* Instructions to follow
Gather every line from the entries below that includes "横纵坐标分别为x".
── Source material ──
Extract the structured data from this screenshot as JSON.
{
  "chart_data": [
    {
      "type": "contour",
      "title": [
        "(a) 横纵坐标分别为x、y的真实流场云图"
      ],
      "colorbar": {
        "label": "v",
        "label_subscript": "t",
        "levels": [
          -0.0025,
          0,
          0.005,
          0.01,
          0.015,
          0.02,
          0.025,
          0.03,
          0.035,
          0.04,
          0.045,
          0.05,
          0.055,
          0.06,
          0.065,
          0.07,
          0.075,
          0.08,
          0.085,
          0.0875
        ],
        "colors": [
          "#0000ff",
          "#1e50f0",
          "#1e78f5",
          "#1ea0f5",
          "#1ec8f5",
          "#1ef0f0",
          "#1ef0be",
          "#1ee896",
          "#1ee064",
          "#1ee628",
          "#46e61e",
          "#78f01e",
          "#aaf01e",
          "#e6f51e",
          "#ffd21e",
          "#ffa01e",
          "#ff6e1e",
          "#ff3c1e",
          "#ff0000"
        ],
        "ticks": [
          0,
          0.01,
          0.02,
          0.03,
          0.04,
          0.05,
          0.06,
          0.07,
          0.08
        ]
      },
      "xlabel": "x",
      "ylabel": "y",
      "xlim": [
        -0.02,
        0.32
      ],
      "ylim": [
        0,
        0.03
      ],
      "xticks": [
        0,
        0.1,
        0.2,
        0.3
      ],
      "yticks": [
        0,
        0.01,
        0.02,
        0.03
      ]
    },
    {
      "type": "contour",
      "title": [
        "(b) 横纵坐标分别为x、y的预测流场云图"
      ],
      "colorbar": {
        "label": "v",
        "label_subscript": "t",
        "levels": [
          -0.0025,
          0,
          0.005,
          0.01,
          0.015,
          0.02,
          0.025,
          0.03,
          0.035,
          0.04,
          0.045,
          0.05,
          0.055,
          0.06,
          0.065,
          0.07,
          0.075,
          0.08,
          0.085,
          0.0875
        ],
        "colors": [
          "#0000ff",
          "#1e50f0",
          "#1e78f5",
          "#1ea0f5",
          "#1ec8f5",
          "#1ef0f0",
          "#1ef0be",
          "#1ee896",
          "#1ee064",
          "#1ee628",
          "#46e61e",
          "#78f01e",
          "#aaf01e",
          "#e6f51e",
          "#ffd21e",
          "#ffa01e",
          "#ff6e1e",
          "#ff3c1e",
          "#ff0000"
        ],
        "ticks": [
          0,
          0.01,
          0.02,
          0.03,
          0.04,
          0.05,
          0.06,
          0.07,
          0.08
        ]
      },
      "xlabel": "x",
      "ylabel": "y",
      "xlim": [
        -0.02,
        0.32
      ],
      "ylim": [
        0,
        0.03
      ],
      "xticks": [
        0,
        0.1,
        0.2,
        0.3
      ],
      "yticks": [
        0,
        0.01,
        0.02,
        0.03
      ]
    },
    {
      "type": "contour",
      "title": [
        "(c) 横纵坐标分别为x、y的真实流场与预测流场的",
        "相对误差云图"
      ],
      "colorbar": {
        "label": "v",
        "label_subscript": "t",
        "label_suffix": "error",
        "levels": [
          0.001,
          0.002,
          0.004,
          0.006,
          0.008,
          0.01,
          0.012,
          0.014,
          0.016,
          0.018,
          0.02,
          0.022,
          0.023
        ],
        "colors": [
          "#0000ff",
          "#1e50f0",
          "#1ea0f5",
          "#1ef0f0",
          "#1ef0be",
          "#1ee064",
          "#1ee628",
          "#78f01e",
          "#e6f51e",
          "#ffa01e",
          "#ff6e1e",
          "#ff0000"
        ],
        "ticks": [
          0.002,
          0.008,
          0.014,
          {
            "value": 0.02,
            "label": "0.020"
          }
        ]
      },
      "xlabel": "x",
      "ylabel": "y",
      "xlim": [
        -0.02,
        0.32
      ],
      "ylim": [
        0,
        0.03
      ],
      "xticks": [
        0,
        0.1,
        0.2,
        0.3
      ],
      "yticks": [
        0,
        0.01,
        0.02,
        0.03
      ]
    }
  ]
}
───
* Answer for this exercise
        "(a) 横纵坐标分别为x、y的真实流场云图"
        "(b) 横纵坐标分别为x、y的预测流场云图"
        "(c) 横纵坐标分别为x、y的真实流场与预测流场的",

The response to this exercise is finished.